• [WHAT THE TASK ASKS]
Pick out each line below containing "Positive".

(Figure record listings)

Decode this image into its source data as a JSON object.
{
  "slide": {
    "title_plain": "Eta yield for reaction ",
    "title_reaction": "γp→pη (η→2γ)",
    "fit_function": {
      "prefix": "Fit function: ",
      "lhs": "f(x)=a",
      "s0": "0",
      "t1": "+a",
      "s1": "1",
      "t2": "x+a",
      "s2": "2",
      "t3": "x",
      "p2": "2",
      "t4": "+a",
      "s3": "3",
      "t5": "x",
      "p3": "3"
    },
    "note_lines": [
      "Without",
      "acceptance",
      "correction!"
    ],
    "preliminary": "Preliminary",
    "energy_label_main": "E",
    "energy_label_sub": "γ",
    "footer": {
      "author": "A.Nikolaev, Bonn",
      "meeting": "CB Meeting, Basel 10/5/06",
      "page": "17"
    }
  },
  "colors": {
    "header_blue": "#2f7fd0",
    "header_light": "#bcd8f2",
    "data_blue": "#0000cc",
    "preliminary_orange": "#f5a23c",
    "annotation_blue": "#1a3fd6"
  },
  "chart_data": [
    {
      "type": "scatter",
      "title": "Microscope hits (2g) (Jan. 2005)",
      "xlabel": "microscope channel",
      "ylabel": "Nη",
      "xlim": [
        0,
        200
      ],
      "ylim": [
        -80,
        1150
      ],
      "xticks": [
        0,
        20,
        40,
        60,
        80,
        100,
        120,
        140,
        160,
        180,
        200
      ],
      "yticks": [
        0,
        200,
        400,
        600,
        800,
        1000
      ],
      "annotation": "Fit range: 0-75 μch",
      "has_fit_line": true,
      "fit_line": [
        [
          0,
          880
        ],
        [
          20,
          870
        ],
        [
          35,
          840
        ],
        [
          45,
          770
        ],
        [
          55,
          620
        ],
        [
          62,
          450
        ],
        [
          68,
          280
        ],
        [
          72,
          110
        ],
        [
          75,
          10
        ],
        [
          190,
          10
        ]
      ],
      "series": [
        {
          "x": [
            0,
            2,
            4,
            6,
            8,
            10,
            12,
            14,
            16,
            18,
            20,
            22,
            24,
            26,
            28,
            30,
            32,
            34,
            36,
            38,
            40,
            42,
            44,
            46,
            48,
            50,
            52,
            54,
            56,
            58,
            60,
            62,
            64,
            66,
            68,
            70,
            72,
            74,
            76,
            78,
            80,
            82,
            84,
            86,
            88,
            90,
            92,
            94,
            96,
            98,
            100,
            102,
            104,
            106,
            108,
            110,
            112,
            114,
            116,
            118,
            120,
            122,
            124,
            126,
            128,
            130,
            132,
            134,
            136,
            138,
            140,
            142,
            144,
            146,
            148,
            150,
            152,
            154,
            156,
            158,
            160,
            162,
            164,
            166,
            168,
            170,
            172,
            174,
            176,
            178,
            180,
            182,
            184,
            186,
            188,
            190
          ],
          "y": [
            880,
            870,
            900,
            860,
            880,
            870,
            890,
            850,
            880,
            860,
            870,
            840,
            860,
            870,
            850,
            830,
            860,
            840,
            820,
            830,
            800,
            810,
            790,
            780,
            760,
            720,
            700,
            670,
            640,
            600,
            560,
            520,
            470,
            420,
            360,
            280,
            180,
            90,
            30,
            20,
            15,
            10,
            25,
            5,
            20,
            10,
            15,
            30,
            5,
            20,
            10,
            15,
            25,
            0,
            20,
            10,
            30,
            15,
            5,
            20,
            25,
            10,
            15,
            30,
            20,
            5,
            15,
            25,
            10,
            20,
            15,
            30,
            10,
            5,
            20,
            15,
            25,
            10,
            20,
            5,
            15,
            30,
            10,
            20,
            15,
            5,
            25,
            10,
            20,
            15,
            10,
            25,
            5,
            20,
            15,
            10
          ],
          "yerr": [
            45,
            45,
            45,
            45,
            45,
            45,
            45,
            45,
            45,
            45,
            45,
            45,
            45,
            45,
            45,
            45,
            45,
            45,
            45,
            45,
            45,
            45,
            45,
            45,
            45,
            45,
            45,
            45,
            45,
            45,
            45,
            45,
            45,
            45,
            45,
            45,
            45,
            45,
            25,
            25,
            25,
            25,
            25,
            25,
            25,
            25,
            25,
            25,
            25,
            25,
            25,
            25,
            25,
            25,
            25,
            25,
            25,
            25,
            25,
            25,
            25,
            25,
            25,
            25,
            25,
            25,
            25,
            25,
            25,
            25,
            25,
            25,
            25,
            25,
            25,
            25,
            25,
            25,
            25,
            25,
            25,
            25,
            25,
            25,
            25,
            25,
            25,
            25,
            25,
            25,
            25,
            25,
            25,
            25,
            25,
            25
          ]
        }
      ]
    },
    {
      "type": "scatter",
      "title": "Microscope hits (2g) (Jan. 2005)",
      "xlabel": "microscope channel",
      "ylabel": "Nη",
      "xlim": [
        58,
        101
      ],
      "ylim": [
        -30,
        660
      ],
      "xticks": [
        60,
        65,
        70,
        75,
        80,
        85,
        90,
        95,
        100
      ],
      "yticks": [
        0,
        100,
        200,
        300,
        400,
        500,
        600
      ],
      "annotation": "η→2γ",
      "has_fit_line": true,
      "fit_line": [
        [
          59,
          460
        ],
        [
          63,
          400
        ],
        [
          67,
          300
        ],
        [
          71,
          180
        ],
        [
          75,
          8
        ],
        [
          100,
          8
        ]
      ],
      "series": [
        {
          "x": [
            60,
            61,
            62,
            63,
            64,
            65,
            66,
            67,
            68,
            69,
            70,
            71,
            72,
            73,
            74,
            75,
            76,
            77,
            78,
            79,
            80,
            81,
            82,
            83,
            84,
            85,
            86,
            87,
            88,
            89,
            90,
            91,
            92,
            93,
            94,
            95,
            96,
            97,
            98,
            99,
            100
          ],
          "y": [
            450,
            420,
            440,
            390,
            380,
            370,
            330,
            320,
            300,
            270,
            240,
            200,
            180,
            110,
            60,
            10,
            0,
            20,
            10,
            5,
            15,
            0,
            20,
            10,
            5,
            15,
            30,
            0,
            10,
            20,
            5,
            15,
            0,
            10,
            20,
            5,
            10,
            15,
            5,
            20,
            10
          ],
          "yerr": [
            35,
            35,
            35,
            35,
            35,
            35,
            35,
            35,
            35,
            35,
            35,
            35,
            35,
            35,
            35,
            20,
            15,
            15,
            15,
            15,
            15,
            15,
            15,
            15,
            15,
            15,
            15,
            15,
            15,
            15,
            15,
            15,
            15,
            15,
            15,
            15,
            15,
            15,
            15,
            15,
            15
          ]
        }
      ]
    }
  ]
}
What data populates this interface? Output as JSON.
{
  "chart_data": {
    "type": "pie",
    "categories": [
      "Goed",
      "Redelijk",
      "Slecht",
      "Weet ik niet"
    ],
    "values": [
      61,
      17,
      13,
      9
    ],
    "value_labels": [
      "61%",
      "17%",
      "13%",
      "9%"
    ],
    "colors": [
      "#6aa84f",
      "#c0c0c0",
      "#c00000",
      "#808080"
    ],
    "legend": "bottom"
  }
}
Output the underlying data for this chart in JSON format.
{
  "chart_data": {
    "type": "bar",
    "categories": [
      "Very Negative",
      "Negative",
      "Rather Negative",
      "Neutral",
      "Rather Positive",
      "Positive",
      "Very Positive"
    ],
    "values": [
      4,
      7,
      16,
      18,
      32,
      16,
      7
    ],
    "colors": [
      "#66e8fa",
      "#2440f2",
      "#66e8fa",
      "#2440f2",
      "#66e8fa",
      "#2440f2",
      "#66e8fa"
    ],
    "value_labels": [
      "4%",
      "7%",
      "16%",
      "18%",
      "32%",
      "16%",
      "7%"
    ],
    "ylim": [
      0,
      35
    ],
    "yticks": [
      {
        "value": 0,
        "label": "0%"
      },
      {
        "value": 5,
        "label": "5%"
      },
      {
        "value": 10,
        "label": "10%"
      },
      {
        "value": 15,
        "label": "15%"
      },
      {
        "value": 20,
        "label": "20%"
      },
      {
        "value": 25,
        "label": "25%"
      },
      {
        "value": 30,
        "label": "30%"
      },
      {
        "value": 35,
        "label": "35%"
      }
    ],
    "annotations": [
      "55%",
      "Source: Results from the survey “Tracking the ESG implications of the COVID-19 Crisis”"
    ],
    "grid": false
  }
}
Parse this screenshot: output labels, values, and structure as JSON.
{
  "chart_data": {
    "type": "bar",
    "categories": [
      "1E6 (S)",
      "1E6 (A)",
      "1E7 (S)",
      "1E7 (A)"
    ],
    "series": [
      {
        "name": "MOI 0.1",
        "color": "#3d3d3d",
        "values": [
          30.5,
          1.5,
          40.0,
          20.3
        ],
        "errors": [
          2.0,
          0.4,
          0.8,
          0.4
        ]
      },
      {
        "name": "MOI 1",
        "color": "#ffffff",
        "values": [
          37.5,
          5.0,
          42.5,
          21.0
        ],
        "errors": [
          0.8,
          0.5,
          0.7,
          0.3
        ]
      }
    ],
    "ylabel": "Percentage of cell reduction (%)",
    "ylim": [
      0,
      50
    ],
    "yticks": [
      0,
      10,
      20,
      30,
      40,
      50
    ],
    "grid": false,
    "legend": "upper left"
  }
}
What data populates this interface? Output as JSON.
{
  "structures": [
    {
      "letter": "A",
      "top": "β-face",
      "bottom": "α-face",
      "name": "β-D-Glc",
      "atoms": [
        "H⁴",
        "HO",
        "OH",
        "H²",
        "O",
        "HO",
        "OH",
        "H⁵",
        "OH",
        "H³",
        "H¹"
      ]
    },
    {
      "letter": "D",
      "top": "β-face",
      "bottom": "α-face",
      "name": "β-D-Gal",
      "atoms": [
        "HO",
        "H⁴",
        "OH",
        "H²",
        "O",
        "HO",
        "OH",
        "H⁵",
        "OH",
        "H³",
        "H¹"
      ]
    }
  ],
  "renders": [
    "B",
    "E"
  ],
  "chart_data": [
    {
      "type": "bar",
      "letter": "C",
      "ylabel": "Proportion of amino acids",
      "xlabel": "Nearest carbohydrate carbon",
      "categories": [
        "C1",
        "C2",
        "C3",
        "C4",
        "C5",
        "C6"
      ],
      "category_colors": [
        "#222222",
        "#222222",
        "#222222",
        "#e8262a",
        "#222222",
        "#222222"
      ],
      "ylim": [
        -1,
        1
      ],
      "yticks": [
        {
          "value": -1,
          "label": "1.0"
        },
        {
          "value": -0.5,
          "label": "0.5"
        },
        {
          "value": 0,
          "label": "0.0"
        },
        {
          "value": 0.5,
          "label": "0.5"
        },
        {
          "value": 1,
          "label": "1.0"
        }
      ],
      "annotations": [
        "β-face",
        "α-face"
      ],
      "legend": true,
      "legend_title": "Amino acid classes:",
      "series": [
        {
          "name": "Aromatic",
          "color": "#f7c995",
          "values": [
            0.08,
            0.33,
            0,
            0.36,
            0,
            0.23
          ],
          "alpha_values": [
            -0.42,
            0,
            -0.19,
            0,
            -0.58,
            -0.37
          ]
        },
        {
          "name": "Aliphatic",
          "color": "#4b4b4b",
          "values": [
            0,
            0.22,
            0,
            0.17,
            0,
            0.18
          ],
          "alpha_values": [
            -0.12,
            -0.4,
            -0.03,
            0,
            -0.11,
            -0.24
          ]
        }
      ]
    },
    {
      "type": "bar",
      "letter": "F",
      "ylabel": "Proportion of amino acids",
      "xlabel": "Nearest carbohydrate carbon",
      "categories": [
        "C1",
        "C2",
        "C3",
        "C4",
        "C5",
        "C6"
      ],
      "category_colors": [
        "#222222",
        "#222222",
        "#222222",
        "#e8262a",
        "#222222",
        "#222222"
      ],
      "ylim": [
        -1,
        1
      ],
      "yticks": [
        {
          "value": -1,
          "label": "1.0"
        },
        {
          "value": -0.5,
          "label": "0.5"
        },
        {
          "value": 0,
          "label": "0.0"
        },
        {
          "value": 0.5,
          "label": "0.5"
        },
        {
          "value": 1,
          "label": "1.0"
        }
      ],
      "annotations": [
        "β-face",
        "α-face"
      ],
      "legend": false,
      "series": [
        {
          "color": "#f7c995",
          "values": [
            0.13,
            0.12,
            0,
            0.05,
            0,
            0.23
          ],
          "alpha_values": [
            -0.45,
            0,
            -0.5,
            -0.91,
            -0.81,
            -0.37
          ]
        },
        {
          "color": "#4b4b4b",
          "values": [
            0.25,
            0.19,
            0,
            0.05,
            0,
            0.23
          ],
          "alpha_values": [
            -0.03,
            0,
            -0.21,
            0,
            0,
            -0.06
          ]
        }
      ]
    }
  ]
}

• [ANSWER]
      "Rather Positive",
      "Positive",
      "Very Positive"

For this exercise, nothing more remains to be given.